Required task: Return the listing below unchanged, minus its pictures.

-- Records for this task start --

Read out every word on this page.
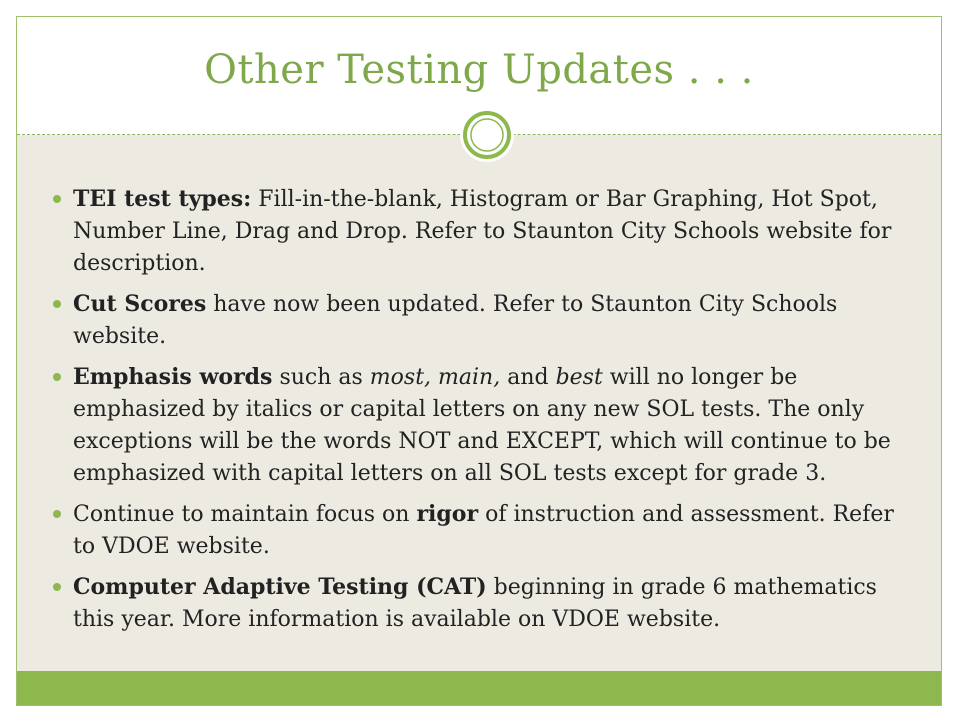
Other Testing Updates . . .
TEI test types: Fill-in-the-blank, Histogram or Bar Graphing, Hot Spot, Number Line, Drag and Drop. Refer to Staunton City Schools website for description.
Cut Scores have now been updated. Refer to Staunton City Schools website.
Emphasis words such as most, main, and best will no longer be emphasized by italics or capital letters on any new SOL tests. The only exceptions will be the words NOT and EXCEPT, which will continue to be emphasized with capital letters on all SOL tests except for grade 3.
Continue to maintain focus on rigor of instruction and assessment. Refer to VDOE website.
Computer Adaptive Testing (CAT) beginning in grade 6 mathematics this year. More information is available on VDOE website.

-- Records for this task end --

Correct response:
Read out every word on this page.
Other Testing Updates . . .
TEI test types: Fill-in-the-blank, Histogram or Bar Graphing, Hot Spot, Number Line, Drag and Drop. Refer to Staunton City Schools website for description.
Cut Scores have now been updated. Refer to Staunton City Schools website.
Emphasis words such as most, main, and best will no longer be emphasized by italics or capital letters on any new SOL tests. The only exceptions will be the words NOT and EXCEPT, which will continue to be emphasized with capital letters on all SOL tests except for grade 3.
Continue to maintain focus on rigor of instruction and assessment. Refer to VDOE website.
Computer Adaptive Testing (CAT) beginning in grade 6 mathematics this year. More information is available on VDOE website.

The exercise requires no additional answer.